▸ **Selected passage**:
Befreiungskriege 1813-14

Painting and modelling 28mm Napoleonic wargaming miniatures

The proverbial can of…

Posted by Martin on May 4, 2011

Revell enamel matt varnish.

Revell enamel matt varnish.

Nope, not worms.

There is an unwritten law that states that when ever two or more figure painters gather together, at some point in the proceedings the conversation must turn to the frustrating topic of matt varnish. And so it has been for me on two such occasions recently. Why? Well, I’ve had a nagging feeling for quite a while that the matt varnish I’ve been using isn’t matt enough. And for me, “enough” means seriously dead flat matt.

The offending item is Winsor and Newton’s Galeria acrylic matt varnish. I used to love it. It was matt enough, it was easy to use, it was easy to clean the brush afterwards, it dried quite quickly and it didn’t smell too bad. But then something happened. My head was turned by seeing just how truly, deeply matt some other painters’ figures were. And the doubts set in. And they gnawed away at me. And they kept gnawing until I just had to do something about it. And I had to do that something to the Westphalian Landwehr casualties that I’d painted as a commission. Now these no longer looked matt enough and my pride wouldn’t let me post them to their new home until I’d put things right.

So who were the wicked people who sowed these seeds of doubt? Well, one was David Imrie at Salute when we were chatting about his ECW demo game; the other was Peter F. on a visit to Calpe Towers last Bank Holiday Monday (more about that visit in another posting soon). The outcome of the conversation with David was that he’d tried all sorts of different matt varnishes over the years and never found the perfect one. At present he’s also using Winsor and Newton’s Galeria but he seems to get much better results than me – grrrr! So no solution there. Peter F. informed me that he’s always used Humbrol enamel varnish (Code No. 49). At this point I should interject that, like me, both David and Peter F. gloss varnish first and then apply a coat of matt varnish to finish and both use brush on rather than spray varnishes. Peter F. says it’s always worked for him but that you do need to keep stirring the tin thoroughly at regular intervals during a varnishing session to avoid the dreaded white patches and streaks.

I came away from Calpe Towers inspired to try the Humbrol enamel matt varnish (after all, the gloss equivalent has long been a standard part of my process, so how hard can it be?). On Tuesday, I used my lunchbreak to visit the local model shop. Curses, there was no Humbrol matt enamel varnish in stock! I was about to slope out of the shop in a fit of despair when I noticed a display rack of Revell enamel paint tins. A closer inspection revealed that the rack was marked up with Humbol colour code equivalencies. Lo and behold, the Revell enamel matt varnish (Code No. 2) was marked as equivalent to the Humbrol enamel matt varnish. So I decided to chance it.

▸ **Entries shown**:
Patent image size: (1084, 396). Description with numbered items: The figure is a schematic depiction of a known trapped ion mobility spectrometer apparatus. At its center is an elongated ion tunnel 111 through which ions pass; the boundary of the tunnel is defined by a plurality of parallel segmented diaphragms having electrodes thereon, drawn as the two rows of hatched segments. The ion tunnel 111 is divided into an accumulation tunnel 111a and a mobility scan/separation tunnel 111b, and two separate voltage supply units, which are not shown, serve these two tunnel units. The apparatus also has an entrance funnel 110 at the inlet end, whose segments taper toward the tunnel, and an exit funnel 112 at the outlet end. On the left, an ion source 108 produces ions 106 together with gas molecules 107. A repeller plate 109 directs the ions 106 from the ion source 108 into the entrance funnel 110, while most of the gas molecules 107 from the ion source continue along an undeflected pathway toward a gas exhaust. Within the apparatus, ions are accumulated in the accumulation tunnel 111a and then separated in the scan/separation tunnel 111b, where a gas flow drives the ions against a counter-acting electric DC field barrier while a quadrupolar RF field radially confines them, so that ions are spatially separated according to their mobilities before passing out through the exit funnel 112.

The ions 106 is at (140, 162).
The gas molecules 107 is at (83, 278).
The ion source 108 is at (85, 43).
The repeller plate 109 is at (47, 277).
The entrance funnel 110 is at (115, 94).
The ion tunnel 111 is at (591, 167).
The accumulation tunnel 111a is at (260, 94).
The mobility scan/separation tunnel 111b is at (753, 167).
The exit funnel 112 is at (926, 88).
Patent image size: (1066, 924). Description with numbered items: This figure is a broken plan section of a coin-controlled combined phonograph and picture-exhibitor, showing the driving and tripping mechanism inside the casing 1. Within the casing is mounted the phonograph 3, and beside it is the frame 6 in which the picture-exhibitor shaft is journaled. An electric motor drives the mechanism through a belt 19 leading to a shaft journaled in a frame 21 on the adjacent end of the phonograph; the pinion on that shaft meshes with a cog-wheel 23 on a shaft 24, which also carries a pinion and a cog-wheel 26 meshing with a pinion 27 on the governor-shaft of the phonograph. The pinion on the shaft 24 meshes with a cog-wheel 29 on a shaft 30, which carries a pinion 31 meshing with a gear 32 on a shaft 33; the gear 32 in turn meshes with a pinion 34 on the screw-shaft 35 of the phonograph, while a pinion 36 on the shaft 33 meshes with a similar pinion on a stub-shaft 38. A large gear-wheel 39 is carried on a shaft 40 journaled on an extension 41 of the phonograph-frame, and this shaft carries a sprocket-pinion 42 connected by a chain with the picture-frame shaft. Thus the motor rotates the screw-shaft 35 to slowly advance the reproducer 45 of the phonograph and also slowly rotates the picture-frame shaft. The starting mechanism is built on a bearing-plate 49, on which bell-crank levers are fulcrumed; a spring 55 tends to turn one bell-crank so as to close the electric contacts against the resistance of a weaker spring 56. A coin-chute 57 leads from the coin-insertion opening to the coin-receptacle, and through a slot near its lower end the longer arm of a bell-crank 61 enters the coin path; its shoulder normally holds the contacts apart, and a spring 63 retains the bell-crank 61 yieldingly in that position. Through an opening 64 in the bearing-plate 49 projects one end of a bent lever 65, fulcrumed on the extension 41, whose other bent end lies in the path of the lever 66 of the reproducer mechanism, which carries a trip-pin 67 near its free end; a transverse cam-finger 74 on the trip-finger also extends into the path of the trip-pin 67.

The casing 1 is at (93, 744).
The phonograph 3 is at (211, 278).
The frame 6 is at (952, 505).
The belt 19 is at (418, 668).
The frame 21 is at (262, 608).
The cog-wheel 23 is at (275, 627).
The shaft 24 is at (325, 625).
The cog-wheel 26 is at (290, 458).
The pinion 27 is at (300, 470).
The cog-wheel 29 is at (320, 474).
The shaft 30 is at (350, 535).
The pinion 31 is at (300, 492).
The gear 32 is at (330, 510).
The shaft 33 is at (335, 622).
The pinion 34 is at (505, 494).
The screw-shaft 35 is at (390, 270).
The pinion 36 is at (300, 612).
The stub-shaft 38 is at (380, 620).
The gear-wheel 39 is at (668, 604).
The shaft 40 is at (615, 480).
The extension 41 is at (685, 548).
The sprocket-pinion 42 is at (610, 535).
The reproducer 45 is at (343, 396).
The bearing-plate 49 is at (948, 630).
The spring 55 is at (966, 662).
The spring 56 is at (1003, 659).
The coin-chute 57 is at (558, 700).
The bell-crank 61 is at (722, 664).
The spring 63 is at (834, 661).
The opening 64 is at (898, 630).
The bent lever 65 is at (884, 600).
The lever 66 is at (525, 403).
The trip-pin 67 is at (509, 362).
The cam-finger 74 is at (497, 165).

▸ **Parts of the exercise**:
1. Please switch "schematic depiction" to "diagram" in the records, covering everything from their start down through the line containing "The exit funnel 112 is at (926, 88).", and leave all else unchanged.
2. Pick up the post on matt varnish after its final sentence and carry it on.

▸ **Expected responses**:
1.
Patent image size: (1084, 396). Description with numbered items: The figure is a diagram of a known trapped ion mobility spectrometer apparatus. At its center is an elongated ion tunnel 111 through which ions pass; the boundary of the tunnel is defined by a plurality of parallel segmented diaphragms having electrodes thereon, drawn as the two rows of hatched segments. The ion tunnel 111 is divided into an accumulation tunnel 111a and a mobility scan/separation tunnel 111b, and two separate voltage supply units, which are not shown, serve these two tunnel units. The apparatus also has an entrance funnel 110 at the inlet end, whose segments taper toward the tunnel, and an exit funnel 112 at the outlet end. On the left, an ion source 108 produces ions 106 together with gas molecules 107. A repeller plate 109 directs the ions 106 from the ion source 108 into the entrance funnel 110, while most of the gas molecules 107 from the ion source continue along an undeflected pathway toward a gas exhaust. Within the apparatus, ions are accumulated in the accumulation tunnel 111a and then separated in the scan/separation tunnel 111b, where a gas flow drives the ions against a counter-acting electric DC field barrier while a quadrupolar RF field radially confines them, so that ions are spatially separated according to their mobilities before passing out through the exit funnel 112.

The ions 106 is at (140, 162).
The gas molecules 107 is at (83, 278).
The ion source 108 is at (85, 43).
The repeller plate 109 is at (47, 277).
The entrance funnel 110 is at (115, 94).
The ion tunnel 111 is at (591, 167).
The accumulation tunnel 111a is at (260, 94).
The mobility scan/separation tunnel 111b is at (753, 167).
The exit funnel 112 is at (926, 88).

2.
Last night, I carried out my evil experiment in the painting laboratory (mwhahaha!). I was very cautious and shook the tin thoroughly for about five minutes and then I opened it and gave it another five minutes of stirring with a cocktail stick. Only after that, did I feel brave enough to dip my brush. After coating the three casualty figures carefully and evenly, I placed them under and upturned tub to keep the dust (and the cats) out while they dried overnight. Then I gave the brush a deep clean – I use liquid poly for cleaning varnish off brushes and it works a treat.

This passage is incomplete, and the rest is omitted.